Dataset records

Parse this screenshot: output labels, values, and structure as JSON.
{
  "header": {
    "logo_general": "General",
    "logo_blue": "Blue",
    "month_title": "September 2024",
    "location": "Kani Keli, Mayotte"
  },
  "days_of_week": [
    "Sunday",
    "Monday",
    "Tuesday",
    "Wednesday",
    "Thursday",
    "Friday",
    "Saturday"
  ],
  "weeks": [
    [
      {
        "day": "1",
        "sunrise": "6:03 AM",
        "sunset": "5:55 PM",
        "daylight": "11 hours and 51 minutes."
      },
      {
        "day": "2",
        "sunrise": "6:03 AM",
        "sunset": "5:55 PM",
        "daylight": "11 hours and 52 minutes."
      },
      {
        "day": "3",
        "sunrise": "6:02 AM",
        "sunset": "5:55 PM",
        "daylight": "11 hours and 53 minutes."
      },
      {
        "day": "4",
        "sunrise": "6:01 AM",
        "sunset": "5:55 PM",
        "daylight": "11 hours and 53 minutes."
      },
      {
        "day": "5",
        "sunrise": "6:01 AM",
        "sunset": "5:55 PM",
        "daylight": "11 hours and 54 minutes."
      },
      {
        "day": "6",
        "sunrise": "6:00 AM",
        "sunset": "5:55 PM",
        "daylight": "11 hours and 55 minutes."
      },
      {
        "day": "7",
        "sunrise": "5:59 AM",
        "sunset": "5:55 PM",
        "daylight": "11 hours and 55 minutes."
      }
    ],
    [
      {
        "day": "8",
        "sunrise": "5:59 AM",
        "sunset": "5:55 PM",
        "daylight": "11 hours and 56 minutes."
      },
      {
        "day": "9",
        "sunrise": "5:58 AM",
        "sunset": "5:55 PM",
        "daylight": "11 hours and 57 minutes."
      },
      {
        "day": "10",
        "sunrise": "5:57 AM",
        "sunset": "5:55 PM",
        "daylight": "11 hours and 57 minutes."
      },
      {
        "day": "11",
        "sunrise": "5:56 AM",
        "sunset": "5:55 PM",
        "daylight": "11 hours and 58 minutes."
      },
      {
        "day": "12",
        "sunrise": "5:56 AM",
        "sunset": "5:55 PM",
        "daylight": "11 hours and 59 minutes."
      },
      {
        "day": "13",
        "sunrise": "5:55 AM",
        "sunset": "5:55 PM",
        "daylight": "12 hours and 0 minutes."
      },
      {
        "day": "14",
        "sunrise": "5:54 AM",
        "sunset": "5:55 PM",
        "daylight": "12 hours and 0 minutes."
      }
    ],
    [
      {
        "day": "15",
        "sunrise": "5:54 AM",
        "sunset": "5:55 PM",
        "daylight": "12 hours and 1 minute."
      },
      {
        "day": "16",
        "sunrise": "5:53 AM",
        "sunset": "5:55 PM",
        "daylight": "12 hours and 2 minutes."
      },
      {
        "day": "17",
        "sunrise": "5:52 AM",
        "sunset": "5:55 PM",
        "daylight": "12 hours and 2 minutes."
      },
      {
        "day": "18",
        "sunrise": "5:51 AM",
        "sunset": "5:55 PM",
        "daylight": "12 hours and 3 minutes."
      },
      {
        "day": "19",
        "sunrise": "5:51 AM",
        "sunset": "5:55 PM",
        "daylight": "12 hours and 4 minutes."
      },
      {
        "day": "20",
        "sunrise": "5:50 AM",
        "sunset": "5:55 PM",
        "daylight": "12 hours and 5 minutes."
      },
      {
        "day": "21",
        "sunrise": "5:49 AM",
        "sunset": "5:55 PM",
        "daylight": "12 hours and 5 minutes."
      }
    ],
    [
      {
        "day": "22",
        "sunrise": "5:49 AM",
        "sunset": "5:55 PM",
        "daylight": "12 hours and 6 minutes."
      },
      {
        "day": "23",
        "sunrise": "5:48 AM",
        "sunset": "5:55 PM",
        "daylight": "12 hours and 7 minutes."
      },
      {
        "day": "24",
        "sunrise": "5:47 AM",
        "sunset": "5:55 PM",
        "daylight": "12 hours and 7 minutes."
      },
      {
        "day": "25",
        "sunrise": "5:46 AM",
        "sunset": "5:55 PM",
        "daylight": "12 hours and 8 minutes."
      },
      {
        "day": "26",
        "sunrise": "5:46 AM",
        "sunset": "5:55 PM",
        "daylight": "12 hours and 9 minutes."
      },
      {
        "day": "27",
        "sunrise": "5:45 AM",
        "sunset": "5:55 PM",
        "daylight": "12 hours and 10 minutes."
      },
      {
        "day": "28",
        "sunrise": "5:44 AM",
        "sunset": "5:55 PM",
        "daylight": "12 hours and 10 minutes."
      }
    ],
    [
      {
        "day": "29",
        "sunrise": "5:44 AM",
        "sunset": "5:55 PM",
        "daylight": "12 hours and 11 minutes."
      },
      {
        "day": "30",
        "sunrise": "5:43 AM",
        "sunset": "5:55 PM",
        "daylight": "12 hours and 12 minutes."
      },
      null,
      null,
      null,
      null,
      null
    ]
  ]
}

Written problem
Reproduce all of the entries word for word.

Exercise answer
Parse this screenshot: output labels, values, and structure as JSON.
{
  "header": {
    "logo_general": "General",
    "logo_blue": "Blue",
    "month_title": "September 2024",
    "location": "Kani Keli, Mayotte"
  },
  "days_of_week": [
    "Sunday",
    "Monday",
    "Tuesday",
    "Wednesday",
    "Thursday",
    "Friday",
    "Saturday"
  ],
  "weeks": [
    [
      {
        "day": "1",
        "sunrise": "6:03 AM",
        "sunset": "5:55 PM",
        "daylight": "11 hours and 51 minutes."
      },
      {
        "day": "2",
        "sunrise": "6:03 AM",
        "sunset": "5:55 PM",
        "daylight": "11 hours and 52 minutes."
      },
      {
        "day": "3",
        "sunrise": "6:02 AM",
        "sunset": "5:55 PM",
        "daylight": "11 hours and 53 minutes."
      },
      {
        "day": "4",
        "sunrise": "6:01 AM",
        "sunset": "5:55 PM",
        "daylight": "11 hours and 53 minutes."
      },
      {
        "day": "5",
        "sunrise": "6:01 AM",
        "sunset": "5:55 PM",
        "daylight": "11 hours and 54 minutes."
      },
      {
        "day": "6",
        "sunrise": "6:00 AM",
        "sunset": "5:55 PM",
        "daylight": "11 hours and 55 minutes."
      },
      {
        "day": "7",
        "sunrise": "5:59 AM",
        "sunset": "5:55 PM",
        "daylight": "11 hours and 55 minutes."
      }
    ],
    [
      {
        "day": "8",
        "sunrise": "5:59 AM",
        "sunset": "5:55 PM",
        "daylight": "11 hours and 56 minutes."
      },
      {
        "day": "9",
        "sunrise": "5:58 AM",
        "sunset": "5:55 PM",
        "daylight": "11 hours and 57 minutes."
      },
      {
        "day": "10",
        "sunrise": "5:57 AM",
        "sunset": "5:55 PM",
        "daylight": "11 hours and 57 minutes."
      },
      {
        "day": "11",
        "sunrise": "5:56 AM",
        "sunset": "5:55 PM",
        "daylight": "11 hours and 58 minutes."
      },
      {
        "day": "12",
        "sunrise": "5:56 AM",
        "sunset": "5:55 PM",
        "daylight": "11 hours and 59 minutes."
      },
      {
        "day": "13",
        "sunrise": "5:55 AM",
        "sunset": "5:55 PM",
        "daylight": "12 hours and 0 minutes."
      },
      {
        "day": "14",
        "sunrise": "5:54 AM",
        "sunset": "5:55 PM",
        "daylight": "12 hours and 0 minutes."
      }
    ],
    [
      {
        "day": "15",
        "sunrise": "5:54 AM",
        "sunset": "5:55 PM",
        "daylight": "12 hours and 1 minute."
      },
      {
        "day": "16",
        "sunrise": "5:53 AM",
        "sunset": "5:55 PM",
        "daylight": "12 hours and 2 minutes."
      },
      {
        "day": "17",
        "sunrise": "5:52 AM",
        "sunset": "5:55 PM",
        "daylight": "12 hours and 2 minutes."
      },
      {
        "day": "18",
        "sunrise": "5:51 AM",
        "sunset": "5:55 PM",
        "daylight": "12 hours and 3 minutes."
      },
      {
        "day": "19",
        "sunrise": "5:51 AM",
        "sunset": "5:55 PM",
        "daylight": "12 hours and 4 minutes."
      },
      {
        "day": "20",
        "sunrise": "5:50 AM",
        "sunset": "5:55 PM",
        "daylight": "12 hours and 5 minutes."
      },
      {
        "day": "21",
        "sunrise": "5:49 AM",
        "sunset": "5:55 PM",
        "daylight": "12 hours and 5 minutes."
      }
    ],
    [
      {
        "day": "22",
        "sunrise": "5:49 AM",
        "sunset": "5:55 PM",
        "daylight": "12 hours and 6 minutes."
      },
      {
        "day": "23",
        "sunrise": "5:48 AM",
        "sunset": "5:55 PM",
        "daylight": "12 hours and 7 minutes."
      },
      {
        "day": "24",
        "sunrise": "5:47 AM",
        "sunset": "5:55 PM",
        "daylight": "12 hours and 7 minutes."
      },
      {
        "day": "25",
        "sunrise": "5:46 AM",
        "sunset": "5:55 PM",
        "daylight": "12 hours and 8 minutes."
      },
      {
        "day": "26",
        "sunrise": "5:46 AM",
        "sunset": "5:55 PM",
        "daylight": "12 hours and 9 minutes."
      },
      {
        "day": "27",
        "sunrise": "5:45 AM",
        "sunset": "5:55 PM",
        "daylight": "12 hours and 10 minutes."
      },
      {
        "day": "28",
        "sunrise": "5:44 AM",
        "sunset": "5:55 PM",
        "daylight": "12 hours and 10 minutes."
      }
    ],
    [
      {
        "day": "29",
        "sunrise": "5:44 AM",
        "sunset": "5:55 PM",
        "daylight": "12 hours and 11 minutes."
      },
      {
        "day": "30",
        "sunrise": "5:43 AM",
        "sunset": "5:55 PM",
        "daylight": "12 hours and 12 minutes."
      },
      null,
      null,
      null,
      null,
      null
    ]
  ]
}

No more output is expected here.